Exercise description: Shift every box coordinate by adding 80 to it, and write out again each line between the lines holding "Enumerate the UI" and "city-label: 市： [185, 298, 198, 305]", inclusive, leaving all other text and numbers unchanged.

Dataset:
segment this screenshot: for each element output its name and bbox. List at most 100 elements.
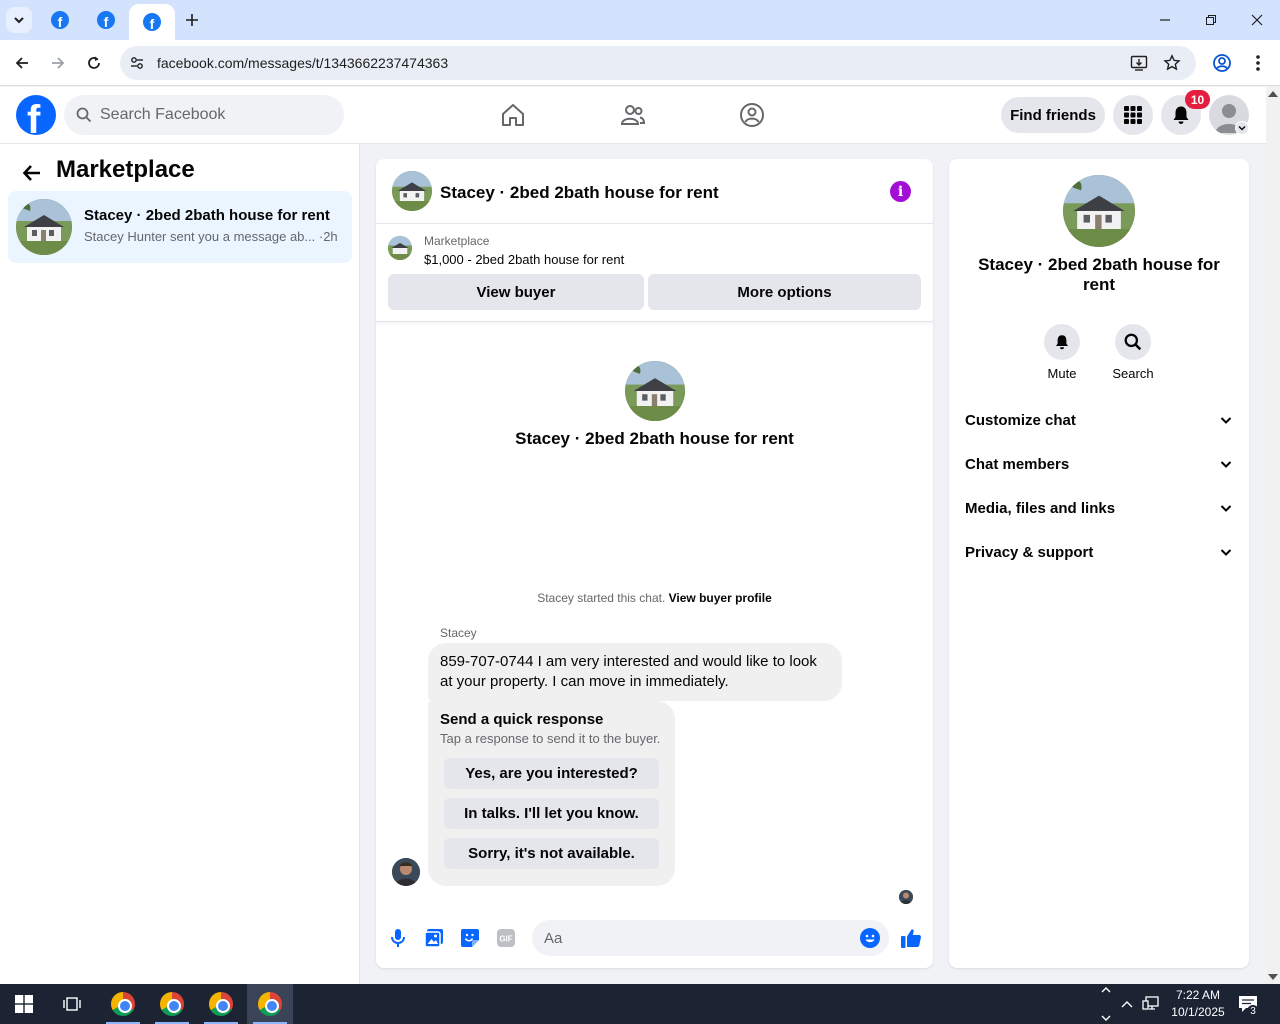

* * *

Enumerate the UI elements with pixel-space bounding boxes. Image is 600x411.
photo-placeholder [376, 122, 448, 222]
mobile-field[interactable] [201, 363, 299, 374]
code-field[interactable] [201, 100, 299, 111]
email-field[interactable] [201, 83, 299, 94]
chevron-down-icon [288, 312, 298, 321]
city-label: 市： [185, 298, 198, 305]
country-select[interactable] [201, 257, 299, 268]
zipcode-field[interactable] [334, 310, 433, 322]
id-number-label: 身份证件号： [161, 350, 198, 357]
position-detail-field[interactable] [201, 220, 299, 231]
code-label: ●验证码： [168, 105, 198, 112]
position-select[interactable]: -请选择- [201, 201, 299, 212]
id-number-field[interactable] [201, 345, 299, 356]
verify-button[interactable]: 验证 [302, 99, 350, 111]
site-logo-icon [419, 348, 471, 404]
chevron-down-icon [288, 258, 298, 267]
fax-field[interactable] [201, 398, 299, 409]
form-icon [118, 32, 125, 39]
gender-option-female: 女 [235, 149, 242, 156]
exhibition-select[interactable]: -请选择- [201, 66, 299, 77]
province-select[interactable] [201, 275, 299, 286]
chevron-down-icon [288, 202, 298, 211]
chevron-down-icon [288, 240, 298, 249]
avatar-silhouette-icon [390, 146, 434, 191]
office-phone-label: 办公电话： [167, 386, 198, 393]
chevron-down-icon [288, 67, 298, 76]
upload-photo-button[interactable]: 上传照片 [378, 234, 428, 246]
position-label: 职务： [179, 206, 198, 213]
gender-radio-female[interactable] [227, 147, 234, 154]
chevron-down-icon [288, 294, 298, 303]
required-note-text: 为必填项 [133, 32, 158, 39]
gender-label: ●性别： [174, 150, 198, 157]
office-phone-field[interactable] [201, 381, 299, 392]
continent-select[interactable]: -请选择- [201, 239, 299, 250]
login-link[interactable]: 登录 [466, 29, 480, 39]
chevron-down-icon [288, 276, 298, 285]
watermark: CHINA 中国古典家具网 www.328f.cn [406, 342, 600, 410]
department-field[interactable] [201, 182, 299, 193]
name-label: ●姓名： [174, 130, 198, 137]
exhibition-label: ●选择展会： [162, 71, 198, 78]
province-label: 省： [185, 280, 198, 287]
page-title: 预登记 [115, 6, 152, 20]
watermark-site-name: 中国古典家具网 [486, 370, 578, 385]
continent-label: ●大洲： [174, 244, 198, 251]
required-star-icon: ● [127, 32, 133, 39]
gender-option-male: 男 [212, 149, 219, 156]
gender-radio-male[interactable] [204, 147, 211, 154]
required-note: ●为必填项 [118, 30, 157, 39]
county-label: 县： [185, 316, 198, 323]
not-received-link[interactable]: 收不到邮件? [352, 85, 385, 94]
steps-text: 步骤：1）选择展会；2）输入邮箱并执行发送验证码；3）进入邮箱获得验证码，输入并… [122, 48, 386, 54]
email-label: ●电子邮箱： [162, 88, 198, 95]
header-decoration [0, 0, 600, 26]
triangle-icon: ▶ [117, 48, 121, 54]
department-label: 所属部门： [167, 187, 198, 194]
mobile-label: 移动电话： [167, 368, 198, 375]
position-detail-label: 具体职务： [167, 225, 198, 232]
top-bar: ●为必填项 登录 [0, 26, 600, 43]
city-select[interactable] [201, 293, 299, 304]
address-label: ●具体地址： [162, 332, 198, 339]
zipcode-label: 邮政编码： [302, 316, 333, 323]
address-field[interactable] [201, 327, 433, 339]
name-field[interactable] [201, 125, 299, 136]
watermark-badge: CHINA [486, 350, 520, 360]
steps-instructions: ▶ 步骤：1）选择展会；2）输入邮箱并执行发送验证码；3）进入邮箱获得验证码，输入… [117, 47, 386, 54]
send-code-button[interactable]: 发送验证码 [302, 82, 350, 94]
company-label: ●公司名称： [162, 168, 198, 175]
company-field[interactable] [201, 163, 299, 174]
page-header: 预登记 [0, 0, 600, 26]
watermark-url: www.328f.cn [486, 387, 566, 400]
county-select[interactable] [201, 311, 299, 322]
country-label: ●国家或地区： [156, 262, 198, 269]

Task answer:
Enumerate the UI elements with pixel-space bounding boxes. Image is 600x411.
photo-placeholder [456, 202, 528, 302]
mobile-field[interactable] [281, 443, 379, 454]
code-field[interactable] [281, 180, 379, 191]
email-field[interactable] [281, 163, 379, 174]
chevron-down-icon [368, 392, 378, 401]
city-label: 市： [265, 378, 278, 385]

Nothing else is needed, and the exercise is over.